▸ DATASET:
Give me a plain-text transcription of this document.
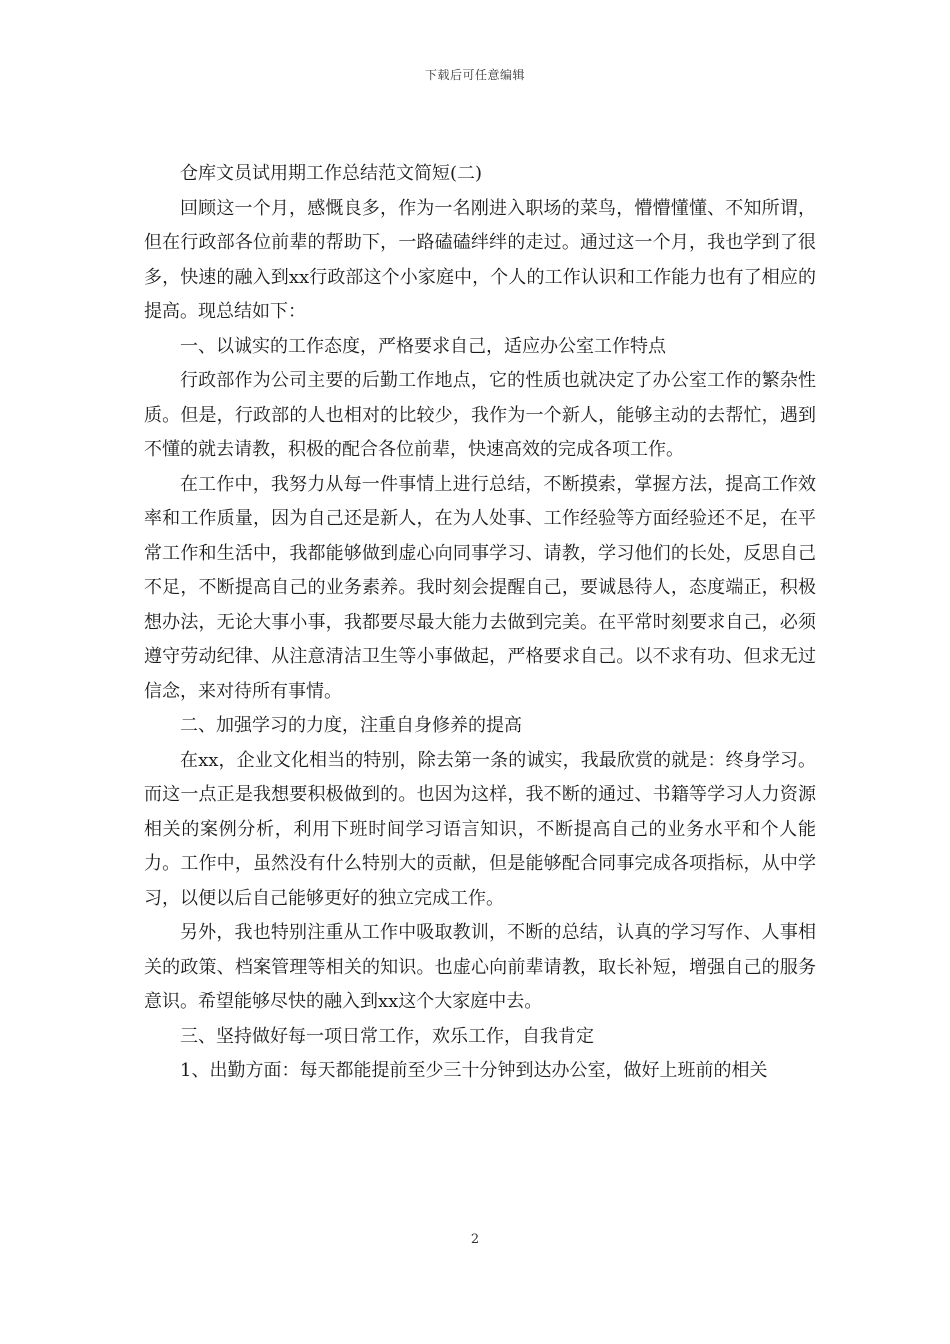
下载后可任意编辑

仓库文员试用期工作总结范文简短(二)

回顾这一个月，感慨良多，作为一名刚进入职场的菜鸟，懵懵懂懂、不知所谓，但在行政部各位前辈的帮助下，一路磕磕绊绊的走过。通过这一个月，我也学到了很多，快速的融入到xx行政部这个小家庭中，个人的工作认识和工作能力也有了相应的提高。现总结如下：

一、以诚实的工作态度，严格要求自己，适应办公室工作特点

行政部作为公司主要的后勤工作地点，它的性质也就决定了办公室工作的繁杂性质。但是，行政部的人也相对的比较少，我作为一个新人，能够主动的去帮忙，遇到不懂的就去请教，积极的配合各位前辈，快速高效的完成各项工作。

在工作中，我努力从每一件事情上进行总结，不断摸索，掌握方法，提高工作效率和工作质量，因为自己还是新人，在为人处事、工作经验等方面经验还不足，在平常工作和生活中，我都能够做到虚心向同事学习、请教，学习他们的长处，反思自己不足，不断提高自己的业务素养。我时刻会提醒自己，要诚恳待人，态度端正，积极想办法，无论大事小事，我都要尽最大能力去做到完美。在平常时刻要求自己，必须遵守劳动纪律、从注意清洁卫生等小事做起，严格要求自己。以不求有功、但求无过信念，来对待所有事情。

二、加强学习的力度，注重自身修养的提高

在xx，企业文化相当的特别，除去第一条的诚实，我最欣赏的就是：终身学习。而这一点正是我想要积极做到的。也因为这样，我不断的通过、书籍等学习人力资源相关的案例分析，利用下班时间学习语言知识，不断提高自己的业务水平和个人能力。工作中，虽然没有什么特别大的贡献，但是能够配合同事完成各项指标，从中学习，以便以后自己能够更好的独立完成工作。

另外，我也特别注重从工作中吸取教训，不断的总结，认真的学习写作、人事相关的政策、档案管理等相关的知识。也虚心向前辈请教，取长补短，增强自己的服务意识。希望能够尽快的融入到xx这个大家庭中去。

三、坚持做好每一项日常工作，欢乐工作，自我肯定

1、出勤方面：每天都能提前至少三十分钟到达办公室，做好上班前的相关

2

▸ SHORT TASK: Identify all lines in the records above with the word "严格要求自己".

▸ EXERCISE OUTPUT:
一、以诚实的工作态度，严格要求自己，适应办公室工作特点
在工作中，我努力从每一件事情上进行总结，不断摸索，掌握方法，提高工作效率和工作质量，因为自己还是新人，在为人处事、工作经验等方面经验还不足，在平常工作和生活中，我都能够做到虚心向同事学习、请教，学习他们的长处，反思自己不足，不断提高自己的业务素养。我时刻会提醒自己，要诚恳待人，态度端正，积极想办法，无论大事小事，我都要尽最大能力去做到完美。在平常时刻要求自己，必须遵守劳动纪律、从注意清洁卫生等小事做起，严格要求自己。以不求有功、但求无过信念，来对待所有事情。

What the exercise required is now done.